**Your goal:**
Collect all the lines that mention the word "warning".

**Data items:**
--------
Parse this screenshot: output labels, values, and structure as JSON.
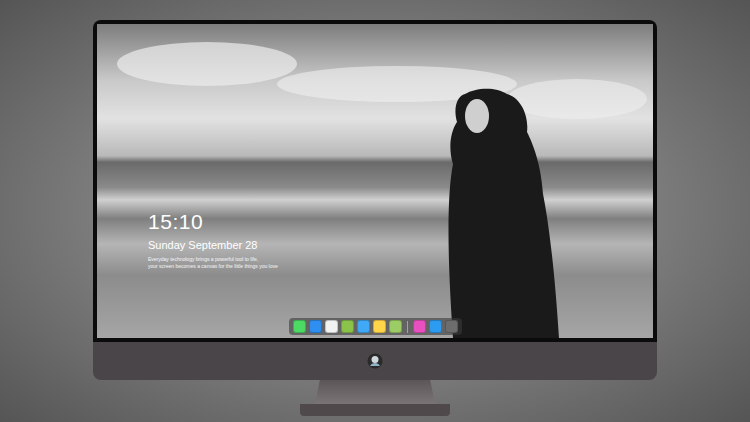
{
  "lock_screen": {
    "time": "15:10",
    "date": "Sunday September 28",
    "caption": [
      "Everyday technology brings a powerful tool to life,",
      "your screen becomes a canvas for the little things you love"
    ]
  },
  "dock": {
    "apps": [
      {
        "color": "#4cd964",
        "group": 1
      },
      {
        "color": "#2f8ff0",
        "group": 1
      },
      {
        "color": "#f2f2f2",
        "group": 1
      },
      {
        "color": "#8bc34a",
        "group": 1
      },
      {
        "color": "#3fa9f5",
        "group": 1
      },
      {
        "color": "#ffd54a",
        "group": 1
      },
      {
        "color": "#9ccc65",
        "group": 1
      },
      {
        "color": "#e84fbf",
        "group": 2
      },
      {
        "color": "#2d9cf0",
        "group": 2
      },
      {
        "color": "#6d6d6d",
        "group": 2
      }
    ]
  }
}
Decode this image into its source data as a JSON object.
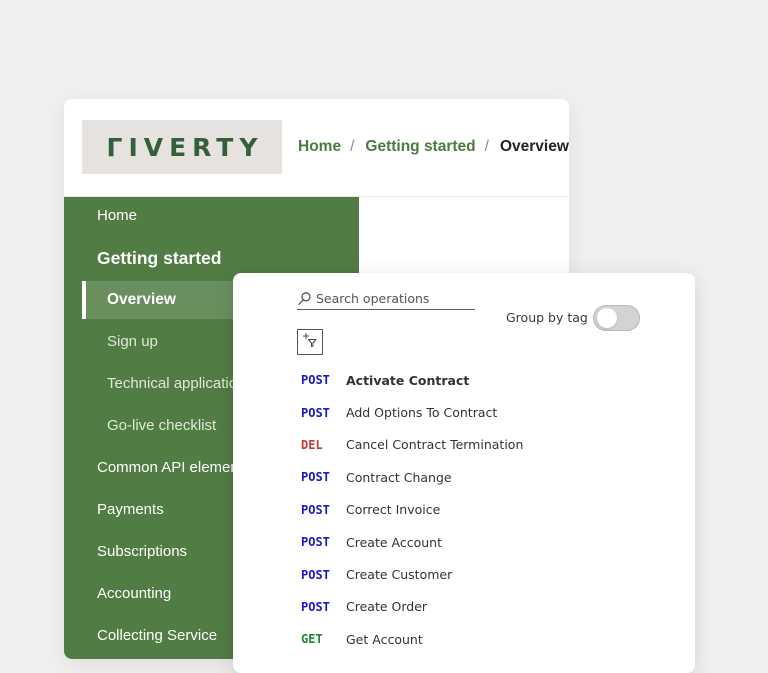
{
  "logo": {
    "text": "ΓIVERTY"
  },
  "breadcrumb": {
    "home": "Home",
    "sep1": "/",
    "getting_started": "Getting started",
    "sep2": "/",
    "current": "Overview"
  },
  "sidebar": {
    "home": "Home",
    "getting_started": "Getting started",
    "overview": "Overview",
    "sign_up": "Sign up",
    "technical_application": "Technical application",
    "go_live_checklist": "Go-live checklist",
    "common_api_elements": "Common API elements",
    "payments": "Payments",
    "subscriptions": "Subscriptions",
    "accounting": "Accounting",
    "collecting_service": "Collecting Service"
  },
  "colors": {
    "sidebar_bg": "#517c44",
    "brand_green": "#355f3b",
    "post": "#1818c8",
    "del": "#c43b3b",
    "get": "#1e8a2c"
  },
  "api_panel": {
    "search_placeholder": "Search operations",
    "group_by_tag_label": "Group by tag",
    "group_by_tag_enabled": false,
    "operations": [
      {
        "method": "POST",
        "name": "Activate Contract"
      },
      {
        "method": "POST",
        "name": "Add Options To Contract"
      },
      {
        "method": "DEL",
        "name": "Cancel Contract Termination"
      },
      {
        "method": "POST",
        "name": "Contract Change"
      },
      {
        "method": "POST",
        "name": "Correct Invoice"
      },
      {
        "method": "POST",
        "name": "Create Account"
      },
      {
        "method": "POST",
        "name": "Create Customer"
      },
      {
        "method": "POST",
        "name": "Create Order"
      },
      {
        "method": "GET",
        "name": "Get Account"
      }
    ]
  }
}
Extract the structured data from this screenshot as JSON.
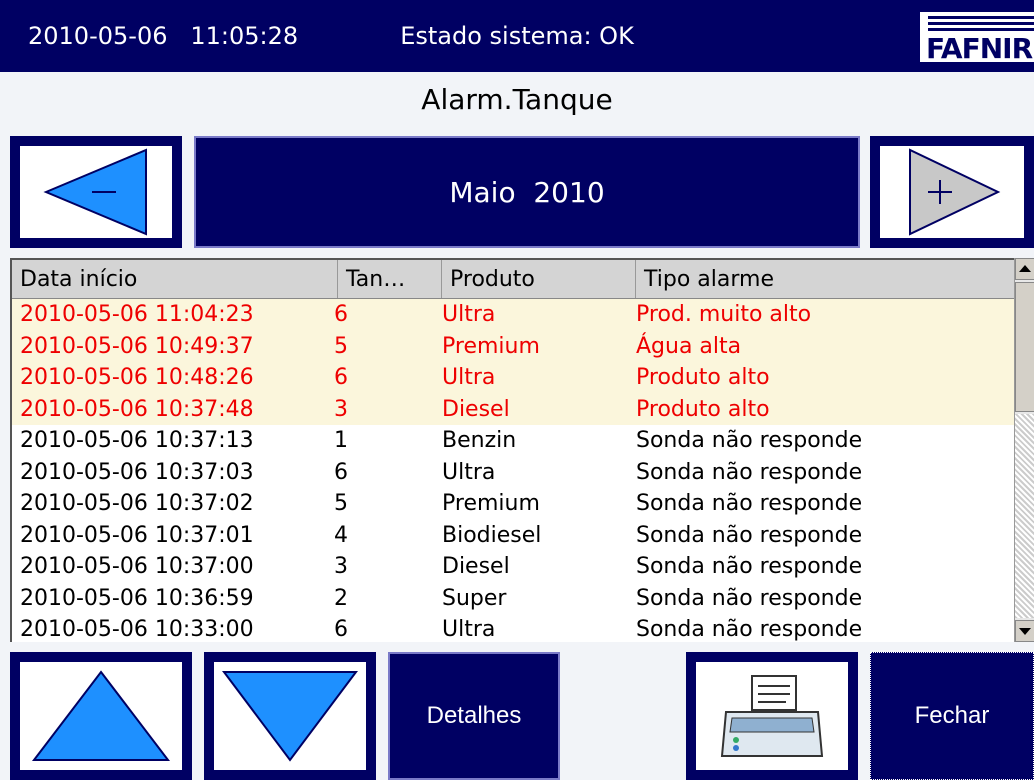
{
  "header": {
    "datetime": "2010-05-06   11:05:28",
    "system_status": "Estado sistema: OK",
    "logo_text": "FAFNIR"
  },
  "title": "Alarm.Tanque",
  "month_nav": {
    "month": "Maio  2010",
    "prev_icon": "arrow-left-icon",
    "next_icon": "arrow-right-icon"
  },
  "table": {
    "columns": [
      "Data início",
      "Tan…",
      "Produto",
      "Tipo alarme"
    ],
    "rows": [
      {
        "date": "2010-05-06 11:04:23",
        "tank": "6",
        "product": "Ultra",
        "type": "Prod. muito alto",
        "active": true
      },
      {
        "date": "2010-05-06 10:49:37",
        "tank": "5",
        "product": "Premium",
        "type": "Água alta",
        "active": true
      },
      {
        "date": "2010-05-06 10:48:26",
        "tank": "6",
        "product": "Ultra",
        "type": "Produto alto",
        "active": true
      },
      {
        "date": "2010-05-06 10:37:48",
        "tank": "3",
        "product": "Diesel",
        "type": "Produto alto",
        "active": true
      },
      {
        "date": "2010-05-06 10:37:13",
        "tank": "1",
        "product": "Benzin",
        "type": "Sonda não responde",
        "active": false
      },
      {
        "date": "2010-05-06 10:37:03",
        "tank": "6",
        "product": "Ultra",
        "type": "Sonda não responde",
        "active": false
      },
      {
        "date": "2010-05-06 10:37:02",
        "tank": "5",
        "product": "Premium",
        "type": "Sonda não responde",
        "active": false
      },
      {
        "date": "2010-05-06 10:37:01",
        "tank": "4",
        "product": "Biodiesel",
        "type": "Sonda não responde",
        "active": false
      },
      {
        "date": "2010-05-06 10:37:00",
        "tank": "3",
        "product": "Diesel",
        "type": "Sonda não responde",
        "active": false
      },
      {
        "date": "2010-05-06 10:36:59",
        "tank": "2",
        "product": "Super",
        "type": "Sonda não responde",
        "active": false
      },
      {
        "date": "2010-05-06 10:33:00",
        "tank": "6",
        "product": "Ultra",
        "type": "Sonda não responde",
        "active": false
      }
    ]
  },
  "buttons": {
    "scroll_up_icon": "triangle-up-icon",
    "scroll_down_icon": "triangle-down-icon",
    "details": "Detalhes",
    "print_icon": "printer-icon",
    "close": "Fechar"
  },
  "colors": {
    "header_bg": "#000063",
    "alarm_text": "#ee0000",
    "alarm_row_bg": "#fbf6dc",
    "arrow_blue": "#1e90ff"
  }
}
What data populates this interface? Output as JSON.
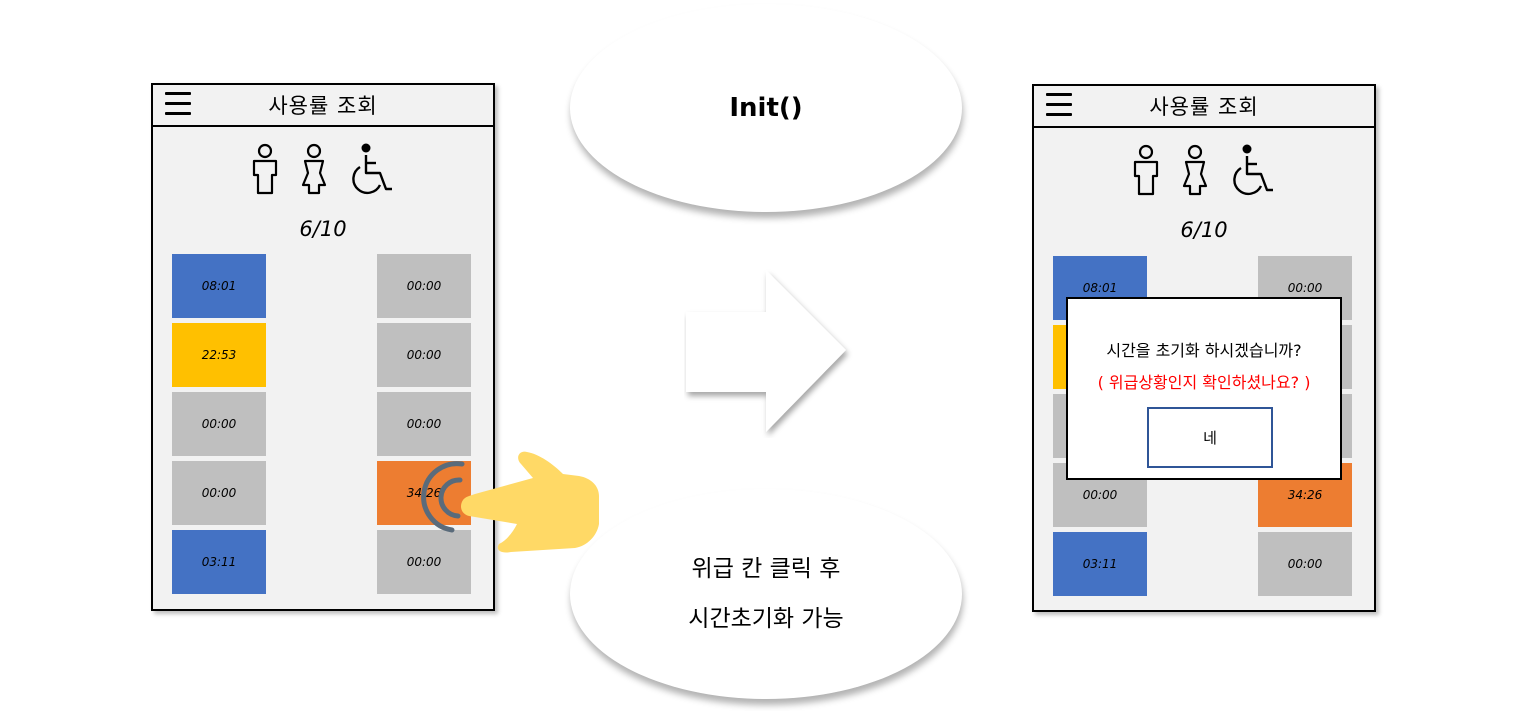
{
  "before_screen": {
    "title": "사용률 조회",
    "date": "6/10",
    "cells": [
      {
        "label": "08:01",
        "color": "blue"
      },
      {
        "label": "22:53",
        "color": "yellow"
      },
      {
        "label": "00:00",
        "color": "gray"
      },
      {
        "label": "00:00",
        "color": "gray"
      },
      {
        "label": "03:11",
        "color": "blue"
      },
      {
        "label": "00:00",
        "color": "gray"
      },
      {
        "label": "00:00",
        "color": "gray"
      },
      {
        "label": "00:00",
        "color": "gray"
      },
      {
        "label": "34:26",
        "color": "orange"
      },
      {
        "label": "00:00",
        "color": "gray"
      }
    ]
  },
  "after_screen": {
    "title": "사용률 조회",
    "date": "6/10",
    "cells": [
      {
        "label": "08:01",
        "color": "blue"
      },
      {
        "label": "",
        "color": "yellow"
      },
      {
        "label": "",
        "color": "gray"
      },
      {
        "label": "00:00",
        "color": "gray"
      },
      {
        "label": "03:11",
        "color": "blue"
      },
      {
        "label": "00:00",
        "color": "gray"
      },
      {
        "label": "",
        "color": "gray"
      },
      {
        "label": "",
        "color": "gray"
      },
      {
        "label": "34:26",
        "color": "orange"
      },
      {
        "label": "00:00",
        "color": "gray"
      }
    ],
    "dialog": {
      "question": "시간을 초기화 하시겠습니까?",
      "warning": "( 위급상황인지 확인하셨나요? )",
      "confirm_label": "네"
    }
  },
  "bubble_top": "Init()",
  "bubble_bottom": "위급 칸 클릭 후\n시간초기화 가능",
  "icons": [
    "man-icon",
    "woman-icon",
    "wheelchair-icon",
    "hamburger-menu-icon",
    "pointing-hand-icon",
    "right-arrow-icon"
  ],
  "colors": {
    "blue": "#4472c4",
    "yellow": "#ffc000",
    "gray": "#bfbfbf",
    "orange": "#ed7d31",
    "warning": "#ff0000",
    "button_border": "#2f5597",
    "hand": "#ffd966",
    "tap": "#5a6b7b"
  }
}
--------
**Result of this exercise:**
      "warning": "( 위급상황인지 확인하셨나요? )",
    "warning": "#ff0000",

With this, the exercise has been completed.